- Available data -
※
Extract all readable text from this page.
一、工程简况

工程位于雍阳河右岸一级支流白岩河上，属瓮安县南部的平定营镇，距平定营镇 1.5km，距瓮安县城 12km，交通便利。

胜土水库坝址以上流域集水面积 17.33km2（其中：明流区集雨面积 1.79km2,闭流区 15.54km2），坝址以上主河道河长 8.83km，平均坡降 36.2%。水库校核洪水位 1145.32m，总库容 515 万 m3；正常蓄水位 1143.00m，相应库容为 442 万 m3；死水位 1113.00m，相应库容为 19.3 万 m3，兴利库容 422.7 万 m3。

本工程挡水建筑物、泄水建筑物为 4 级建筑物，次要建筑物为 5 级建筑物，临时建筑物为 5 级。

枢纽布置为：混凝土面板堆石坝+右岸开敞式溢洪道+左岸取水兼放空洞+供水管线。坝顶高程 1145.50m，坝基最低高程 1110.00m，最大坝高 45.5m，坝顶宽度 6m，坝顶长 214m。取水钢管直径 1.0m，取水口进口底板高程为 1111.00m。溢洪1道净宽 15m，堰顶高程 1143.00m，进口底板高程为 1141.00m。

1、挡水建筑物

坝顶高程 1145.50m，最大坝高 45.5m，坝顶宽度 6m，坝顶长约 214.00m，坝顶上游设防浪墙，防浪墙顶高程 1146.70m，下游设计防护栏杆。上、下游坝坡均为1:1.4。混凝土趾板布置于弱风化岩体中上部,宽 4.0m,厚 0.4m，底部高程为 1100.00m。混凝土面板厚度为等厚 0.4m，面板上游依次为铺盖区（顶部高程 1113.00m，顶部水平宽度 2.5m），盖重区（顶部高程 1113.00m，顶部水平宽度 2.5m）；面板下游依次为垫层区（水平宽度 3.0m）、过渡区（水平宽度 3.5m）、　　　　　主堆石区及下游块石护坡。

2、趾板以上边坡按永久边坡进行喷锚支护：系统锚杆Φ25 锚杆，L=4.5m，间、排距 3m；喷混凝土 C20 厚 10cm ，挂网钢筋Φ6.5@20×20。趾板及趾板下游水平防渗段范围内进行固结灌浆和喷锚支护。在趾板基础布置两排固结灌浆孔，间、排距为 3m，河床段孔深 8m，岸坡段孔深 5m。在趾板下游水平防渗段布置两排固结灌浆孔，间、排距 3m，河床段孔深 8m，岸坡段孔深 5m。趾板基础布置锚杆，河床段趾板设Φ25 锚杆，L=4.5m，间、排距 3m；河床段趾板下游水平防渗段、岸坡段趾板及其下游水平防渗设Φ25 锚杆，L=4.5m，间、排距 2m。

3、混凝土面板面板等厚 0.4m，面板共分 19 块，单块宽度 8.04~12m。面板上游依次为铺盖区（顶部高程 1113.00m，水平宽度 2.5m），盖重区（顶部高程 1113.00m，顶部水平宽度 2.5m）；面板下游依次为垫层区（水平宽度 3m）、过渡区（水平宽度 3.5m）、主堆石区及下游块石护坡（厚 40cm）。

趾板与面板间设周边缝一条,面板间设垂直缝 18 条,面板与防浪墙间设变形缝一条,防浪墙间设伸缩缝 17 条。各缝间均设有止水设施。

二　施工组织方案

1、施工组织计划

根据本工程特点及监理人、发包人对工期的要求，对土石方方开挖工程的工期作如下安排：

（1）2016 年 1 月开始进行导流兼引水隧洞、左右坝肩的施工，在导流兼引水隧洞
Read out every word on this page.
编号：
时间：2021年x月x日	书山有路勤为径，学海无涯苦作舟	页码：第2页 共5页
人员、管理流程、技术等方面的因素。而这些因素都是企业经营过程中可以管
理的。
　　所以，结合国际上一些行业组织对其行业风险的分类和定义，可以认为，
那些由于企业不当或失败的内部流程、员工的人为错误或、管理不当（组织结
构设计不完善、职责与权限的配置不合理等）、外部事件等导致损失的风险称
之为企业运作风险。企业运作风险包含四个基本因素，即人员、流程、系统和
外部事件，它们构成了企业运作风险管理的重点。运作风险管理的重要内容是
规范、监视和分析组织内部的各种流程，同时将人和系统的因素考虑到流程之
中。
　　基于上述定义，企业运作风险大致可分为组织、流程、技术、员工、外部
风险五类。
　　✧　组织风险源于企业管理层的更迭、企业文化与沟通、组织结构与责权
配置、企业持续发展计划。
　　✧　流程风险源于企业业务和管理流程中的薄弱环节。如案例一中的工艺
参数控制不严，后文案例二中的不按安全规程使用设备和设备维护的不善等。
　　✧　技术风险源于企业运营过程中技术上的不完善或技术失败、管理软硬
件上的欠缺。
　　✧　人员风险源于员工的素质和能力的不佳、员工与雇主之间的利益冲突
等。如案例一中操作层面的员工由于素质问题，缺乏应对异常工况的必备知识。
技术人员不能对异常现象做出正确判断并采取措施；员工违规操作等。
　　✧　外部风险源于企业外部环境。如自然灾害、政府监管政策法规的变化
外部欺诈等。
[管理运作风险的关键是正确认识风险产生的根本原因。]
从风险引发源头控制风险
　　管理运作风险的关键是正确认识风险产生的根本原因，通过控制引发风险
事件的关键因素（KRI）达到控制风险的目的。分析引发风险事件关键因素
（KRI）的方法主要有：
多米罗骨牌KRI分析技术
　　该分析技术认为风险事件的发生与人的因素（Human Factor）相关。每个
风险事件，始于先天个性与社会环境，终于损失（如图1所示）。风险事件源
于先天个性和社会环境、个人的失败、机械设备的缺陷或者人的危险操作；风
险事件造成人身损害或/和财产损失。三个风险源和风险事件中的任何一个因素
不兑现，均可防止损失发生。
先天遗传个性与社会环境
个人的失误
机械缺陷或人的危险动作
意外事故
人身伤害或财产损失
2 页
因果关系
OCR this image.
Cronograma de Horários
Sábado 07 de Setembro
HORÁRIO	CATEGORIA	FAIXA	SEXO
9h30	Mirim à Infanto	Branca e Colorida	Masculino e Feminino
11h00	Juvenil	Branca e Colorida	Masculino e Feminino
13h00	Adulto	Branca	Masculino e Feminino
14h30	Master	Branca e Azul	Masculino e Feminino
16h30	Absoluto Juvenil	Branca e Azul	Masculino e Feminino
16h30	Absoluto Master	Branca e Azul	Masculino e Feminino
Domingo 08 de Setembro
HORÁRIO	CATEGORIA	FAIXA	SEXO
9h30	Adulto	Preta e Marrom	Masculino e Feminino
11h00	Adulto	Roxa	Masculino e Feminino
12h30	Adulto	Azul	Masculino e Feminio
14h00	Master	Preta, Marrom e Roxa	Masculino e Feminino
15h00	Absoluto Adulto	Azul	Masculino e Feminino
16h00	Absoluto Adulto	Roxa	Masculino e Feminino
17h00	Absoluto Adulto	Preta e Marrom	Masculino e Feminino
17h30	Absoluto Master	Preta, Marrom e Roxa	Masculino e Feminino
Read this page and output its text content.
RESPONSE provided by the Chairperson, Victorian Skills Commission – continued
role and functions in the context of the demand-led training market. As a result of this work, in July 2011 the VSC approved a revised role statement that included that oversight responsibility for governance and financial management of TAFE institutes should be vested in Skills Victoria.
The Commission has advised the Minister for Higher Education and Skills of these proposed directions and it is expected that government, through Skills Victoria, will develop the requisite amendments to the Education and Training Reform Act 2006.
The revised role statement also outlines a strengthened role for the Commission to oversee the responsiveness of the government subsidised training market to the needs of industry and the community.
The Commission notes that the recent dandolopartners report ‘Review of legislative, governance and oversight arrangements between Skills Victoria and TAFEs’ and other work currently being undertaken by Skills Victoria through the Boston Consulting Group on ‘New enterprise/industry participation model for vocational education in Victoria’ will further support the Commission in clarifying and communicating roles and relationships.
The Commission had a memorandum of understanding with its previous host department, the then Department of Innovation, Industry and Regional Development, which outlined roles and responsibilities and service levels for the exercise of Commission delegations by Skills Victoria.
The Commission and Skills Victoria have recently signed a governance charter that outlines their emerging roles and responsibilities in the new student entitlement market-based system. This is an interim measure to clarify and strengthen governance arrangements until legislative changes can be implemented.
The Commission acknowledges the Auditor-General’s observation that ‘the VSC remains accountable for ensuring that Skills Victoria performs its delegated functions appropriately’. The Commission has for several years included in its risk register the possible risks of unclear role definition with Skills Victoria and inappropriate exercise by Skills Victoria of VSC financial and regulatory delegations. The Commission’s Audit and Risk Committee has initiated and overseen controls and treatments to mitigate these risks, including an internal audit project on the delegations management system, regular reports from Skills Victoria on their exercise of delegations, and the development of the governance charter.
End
※
- Directions for this task -
Isolate the lines above that contain the word "statement" and copy them.

- Solution to the problem -
role and functions in the context of the demand-led training market. As a result of this work, in July 2011 the VSC approved a revised role statement that included that oversight responsibility for governance and financial management of TAFE institutes should be vested in Skills Victoria.
The revised role statement also outlines a strengthened role for the Commission to oversee the responsiveness of the government subsidised training market to the needs of industry and the community.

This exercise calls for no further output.